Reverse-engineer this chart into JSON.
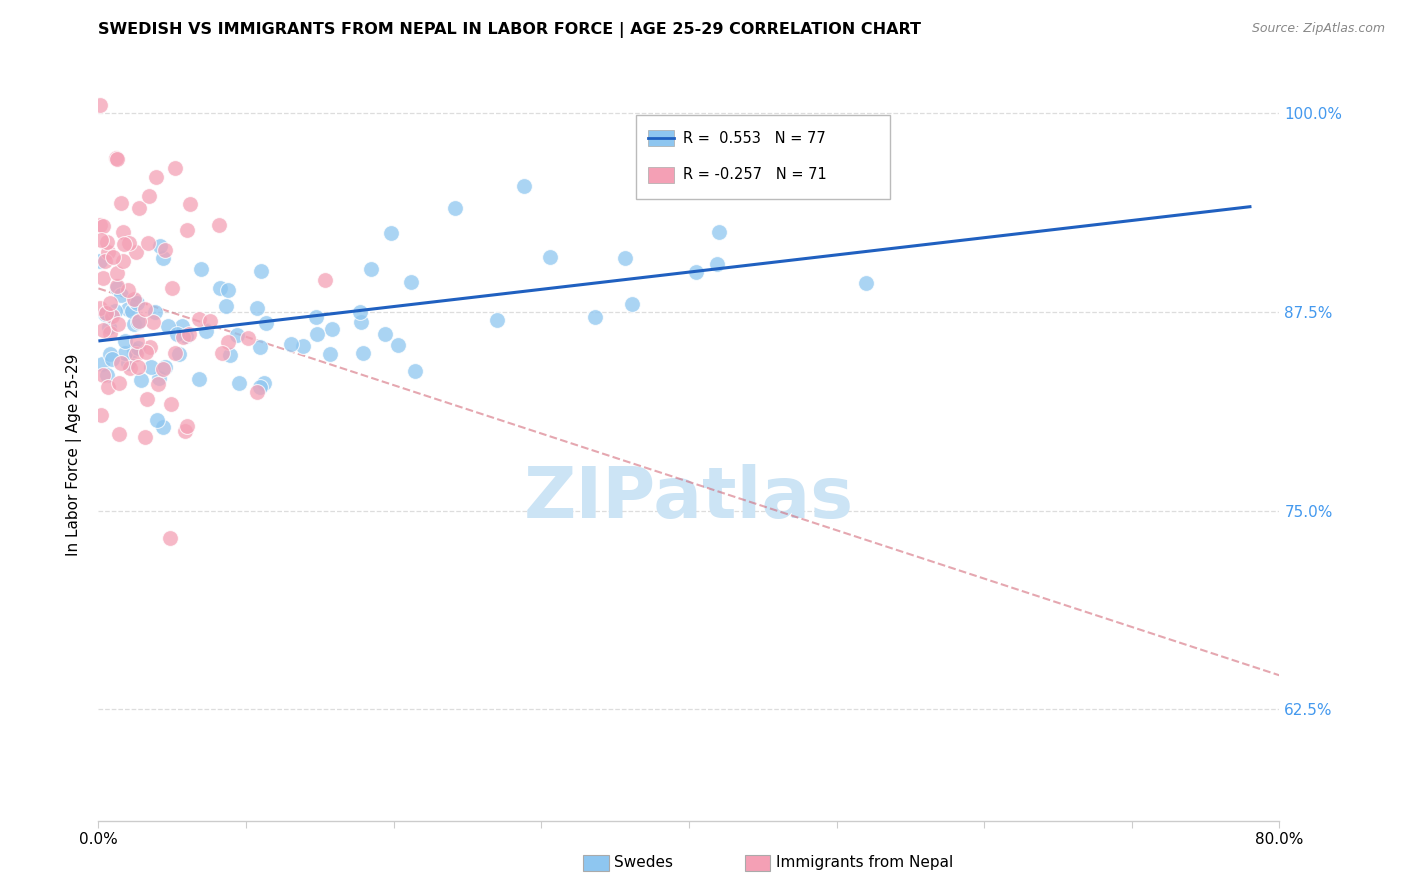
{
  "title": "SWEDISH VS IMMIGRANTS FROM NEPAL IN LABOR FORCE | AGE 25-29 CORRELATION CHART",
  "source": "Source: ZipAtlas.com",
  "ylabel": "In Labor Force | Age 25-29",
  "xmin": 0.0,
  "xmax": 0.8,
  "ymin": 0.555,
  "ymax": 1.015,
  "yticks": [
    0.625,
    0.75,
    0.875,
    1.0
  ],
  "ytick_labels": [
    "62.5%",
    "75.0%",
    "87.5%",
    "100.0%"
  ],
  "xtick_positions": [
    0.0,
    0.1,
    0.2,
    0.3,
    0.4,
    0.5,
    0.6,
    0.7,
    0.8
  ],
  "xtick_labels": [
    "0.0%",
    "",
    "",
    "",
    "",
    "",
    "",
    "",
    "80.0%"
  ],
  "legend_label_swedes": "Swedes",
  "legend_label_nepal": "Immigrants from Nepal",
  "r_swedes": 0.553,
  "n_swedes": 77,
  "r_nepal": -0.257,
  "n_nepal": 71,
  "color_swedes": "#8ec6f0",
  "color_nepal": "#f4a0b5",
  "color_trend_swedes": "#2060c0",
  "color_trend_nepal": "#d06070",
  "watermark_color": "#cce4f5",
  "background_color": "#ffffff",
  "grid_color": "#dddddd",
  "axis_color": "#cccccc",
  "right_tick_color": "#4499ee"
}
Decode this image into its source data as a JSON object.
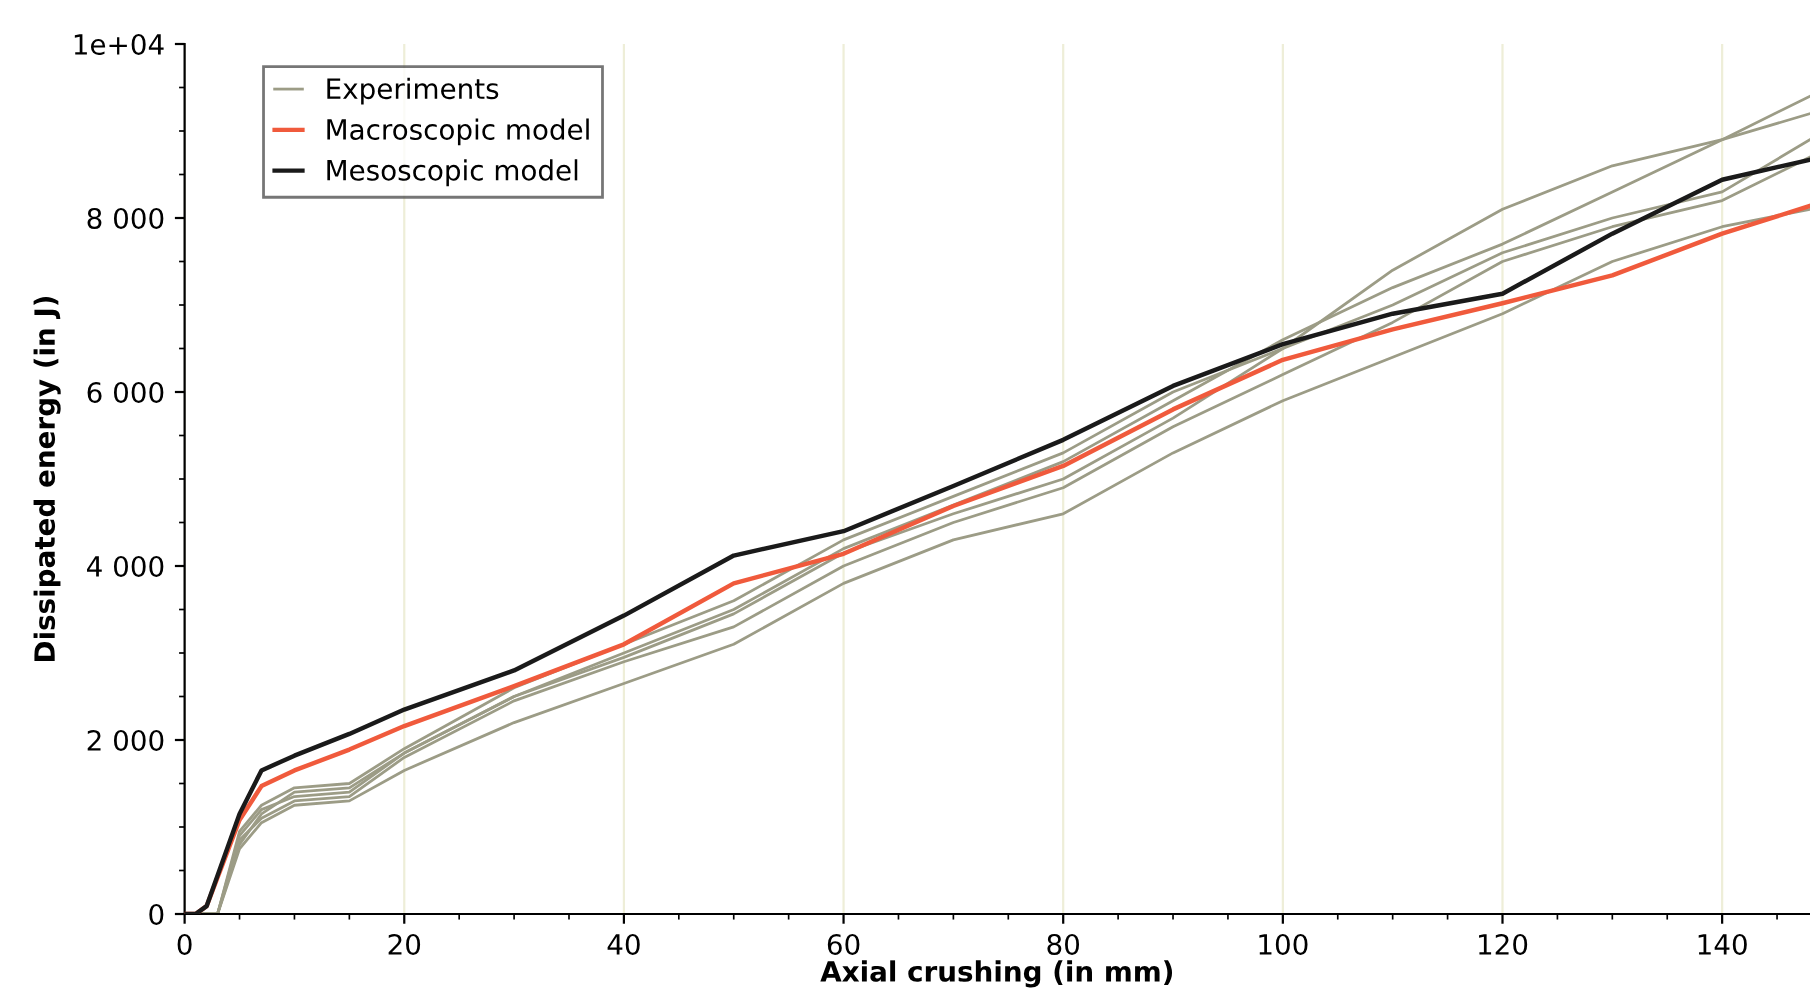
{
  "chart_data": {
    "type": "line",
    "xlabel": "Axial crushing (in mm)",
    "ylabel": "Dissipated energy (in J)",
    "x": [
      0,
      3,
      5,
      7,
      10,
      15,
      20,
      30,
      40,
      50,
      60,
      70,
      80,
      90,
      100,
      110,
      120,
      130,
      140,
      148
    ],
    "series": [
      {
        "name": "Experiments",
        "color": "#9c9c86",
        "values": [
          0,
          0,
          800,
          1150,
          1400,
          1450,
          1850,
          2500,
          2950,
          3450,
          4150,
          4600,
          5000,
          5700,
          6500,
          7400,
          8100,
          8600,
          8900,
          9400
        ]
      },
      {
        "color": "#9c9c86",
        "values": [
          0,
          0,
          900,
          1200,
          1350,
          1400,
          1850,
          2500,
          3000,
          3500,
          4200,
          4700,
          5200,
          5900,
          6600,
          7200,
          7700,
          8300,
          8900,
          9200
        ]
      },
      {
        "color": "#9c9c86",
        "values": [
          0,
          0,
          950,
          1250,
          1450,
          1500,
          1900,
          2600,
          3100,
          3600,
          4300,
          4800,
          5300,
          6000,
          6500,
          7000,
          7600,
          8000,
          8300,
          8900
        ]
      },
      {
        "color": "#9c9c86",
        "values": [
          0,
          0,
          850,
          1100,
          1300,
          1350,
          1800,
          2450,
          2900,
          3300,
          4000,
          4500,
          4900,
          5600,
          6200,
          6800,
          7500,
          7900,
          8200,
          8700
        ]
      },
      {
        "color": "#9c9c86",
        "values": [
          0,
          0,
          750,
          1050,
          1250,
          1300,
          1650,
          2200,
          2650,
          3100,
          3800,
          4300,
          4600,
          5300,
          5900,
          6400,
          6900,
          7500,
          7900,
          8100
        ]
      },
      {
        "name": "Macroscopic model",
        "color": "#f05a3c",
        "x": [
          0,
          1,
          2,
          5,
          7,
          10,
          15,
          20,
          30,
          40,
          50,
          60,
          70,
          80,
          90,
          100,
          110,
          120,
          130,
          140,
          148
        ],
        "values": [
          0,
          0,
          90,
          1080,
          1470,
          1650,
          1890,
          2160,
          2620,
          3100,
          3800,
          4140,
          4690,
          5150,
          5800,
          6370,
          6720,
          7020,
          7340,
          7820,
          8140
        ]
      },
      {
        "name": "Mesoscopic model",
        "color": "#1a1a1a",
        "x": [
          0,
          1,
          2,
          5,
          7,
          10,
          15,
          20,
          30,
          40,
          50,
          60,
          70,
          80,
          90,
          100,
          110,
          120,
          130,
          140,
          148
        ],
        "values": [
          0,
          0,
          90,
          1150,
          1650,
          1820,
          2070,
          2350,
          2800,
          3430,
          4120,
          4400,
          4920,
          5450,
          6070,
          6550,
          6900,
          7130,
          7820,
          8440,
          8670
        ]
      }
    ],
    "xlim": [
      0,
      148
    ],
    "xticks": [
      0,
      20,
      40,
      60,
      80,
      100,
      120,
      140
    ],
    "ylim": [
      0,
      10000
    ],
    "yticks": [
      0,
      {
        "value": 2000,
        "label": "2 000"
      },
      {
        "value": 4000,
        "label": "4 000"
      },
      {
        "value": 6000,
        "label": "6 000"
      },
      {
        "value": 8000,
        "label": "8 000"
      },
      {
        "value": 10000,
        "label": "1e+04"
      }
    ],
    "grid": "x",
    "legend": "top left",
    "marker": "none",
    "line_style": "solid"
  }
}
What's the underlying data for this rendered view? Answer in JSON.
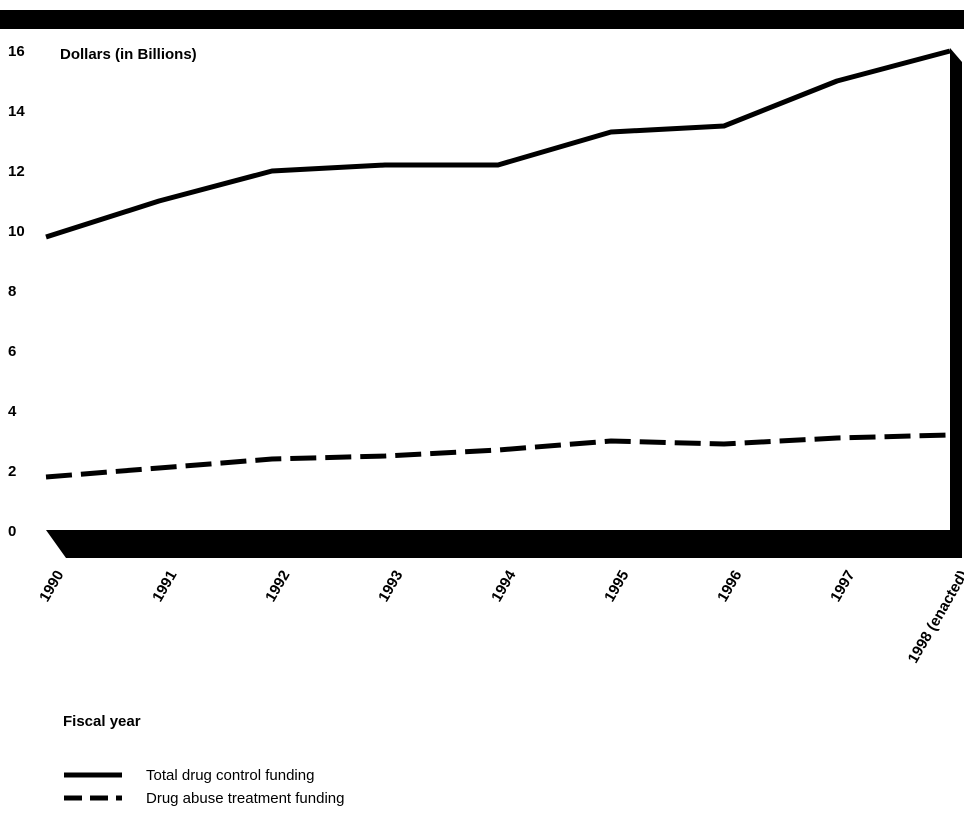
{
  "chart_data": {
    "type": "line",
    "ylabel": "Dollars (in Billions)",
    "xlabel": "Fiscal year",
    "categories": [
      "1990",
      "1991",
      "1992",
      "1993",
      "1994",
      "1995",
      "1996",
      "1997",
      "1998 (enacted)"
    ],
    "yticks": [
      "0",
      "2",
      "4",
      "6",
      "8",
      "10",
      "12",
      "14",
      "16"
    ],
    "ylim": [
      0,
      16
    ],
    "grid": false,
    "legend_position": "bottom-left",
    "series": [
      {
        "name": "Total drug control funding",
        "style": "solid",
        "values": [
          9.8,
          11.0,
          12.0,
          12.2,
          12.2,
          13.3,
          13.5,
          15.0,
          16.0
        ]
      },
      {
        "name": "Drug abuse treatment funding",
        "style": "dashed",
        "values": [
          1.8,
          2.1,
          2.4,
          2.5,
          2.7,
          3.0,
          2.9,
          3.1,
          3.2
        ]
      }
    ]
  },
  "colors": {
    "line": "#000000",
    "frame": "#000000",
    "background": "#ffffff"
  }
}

- _TASK INSTRUCTIONS_: Tally the lines of the data that hold the string "this". Answer with the number and nothing more.

- _TASK ANSWER_: 3